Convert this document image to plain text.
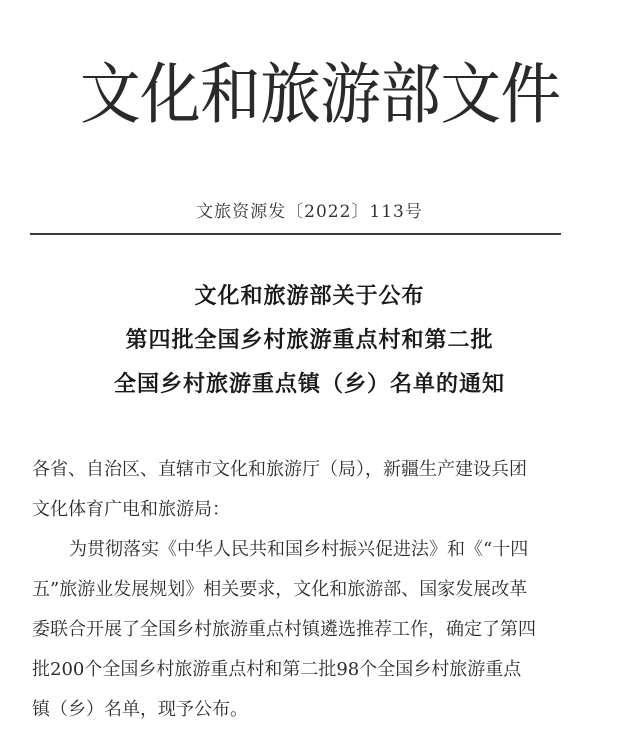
文化和旅游部文件
文旅资源发〔2022〕113号
文化和旅游部关于公布
第四批全国乡村旅游重点村和第二批
全国乡村旅游重点镇（乡）名单的通知
各省、自治区、直辖市文化和旅游厅（局），新疆生产建设兵团
文化体育广电和旅游局：
为贯彻落实《中华人民共和国乡村振兴促进法》和《“十四
五”旅游业发展规划》相关要求，文化和旅游部、国家发展改革
委联合开展了全国乡村旅游重点村镇遴选推荐工作，确定了第四
批200个全国乡村旅游重点村和第二批98个全国乡村旅游重点
镇（乡）名单，现予公布。
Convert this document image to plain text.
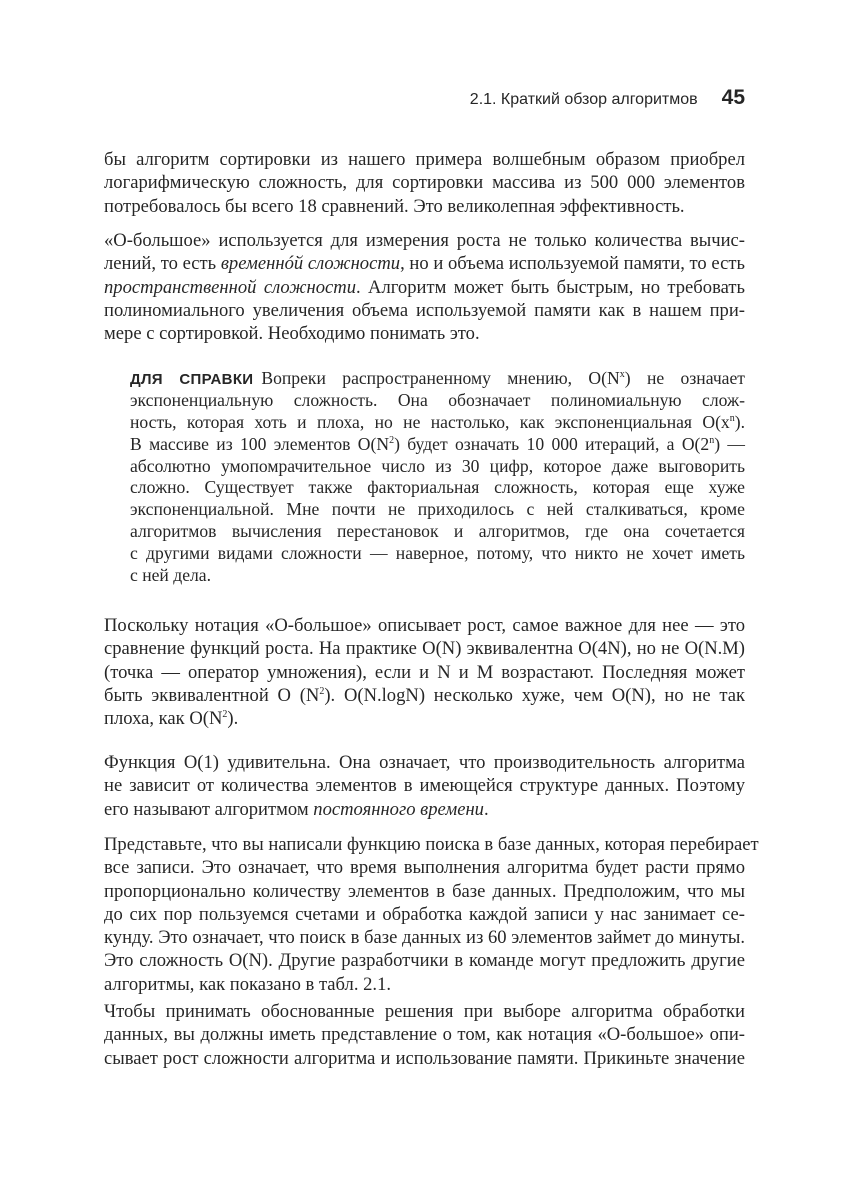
2.1. Краткий обзор алгоритмов 45
бы алгоритм сортировки из нашего примера волшебным образом приобрел
логарифмическую сложность, для сортировки массива из 500 000 элементов
потребовалось бы всего 18 сравнений. Это великолепная эффективность.
«О-большое» используется для измерения роста не только количества вычис-
лений, то есть временнóй сложности, но и объема используемой памяти, то есть
пространственной сложности. Алгоритм может быть быстрым, но требовать
полиномиального увеличения объема используемой памяти как в нашем при-
мере с сортировкой. Необходимо понимать это.
ДЛЯ СПРАВКИ Вопреки распространенному мнению, $O(N^x)$ не означает
экспоненциальную сложность. Она обозначает полиномиальную слож-
ность, которая хоть и плоха, но не настолько, как экспоненциальная $O(x^n)$.
В массиве из 100 элементов $O(N^2)$ будет означать 10 000 итераций, а O(2$^n$) —
абсолютно умопомрачительное число из 30 цифр, которое даже выговорить
сложно. Существует также факториальная сложность, которая еще хуже
экспоненциальной. Мне почти не приходилось с ней сталкиваться, кроме
алгоритмов вычисления перестановок и алгоритмов, где она сочетается
с другими видами сложности — наверное, потому, что никто не хочет иметь
с ней дела.
Поскольку нотация «О-большое» описывает рост, самое важное для нее — это
сравнение функций роста. На практике O(N) эквивалентна O(4N), но не O(N.M)
(точка — оператор умножения), если и N и M возрастают. Последняя может
быть эквивалентной O $(N^2)$. O(N.logN) несколько хуже, чем O(N), но не так
плоха, как $O(N^2)$.
Функция O(1) удивительна. Она означает, что производительность алгоритма
не зависит от количества элементов в имеющейся структуре данных. Поэтому
его называют алгоритмом постоянного времени.
Представьте, что вы написали функцию поиска в базе данных, которая перебирает
все записи. Это означает, что время выполнения алгоритма будет расти прямо
пропорционально количеству элементов в базе данных. Предположим, что мы
до сих пор пользуемся счетами и обработка каждой записи у нас занимает се-
кунду. Это означает, что поиск в базе данных из 60 элементов займет до минуты.
Это сложность O(N). Другие разработчики в команде могут предложить другие
алгоритмы, как показано в табл. 2.1.
Чтобы принимать обоснованные решения при выборе алгоритма обработки
данных, вы должны иметь представление о том, как нотация «О-большое» опи-
сывает рост сложности алгоритма и использование памяти. Прикиньте значение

————

### [EXERCISE GOAL]
From the listing above, collect each line in which the string "записи" appears.

### [SOLUTION]
все записи. Это означает, что время выполнения алгоритма будет расти прямо
до сих пор пользуемся счетами и обработка каждой записи у нас занимает се-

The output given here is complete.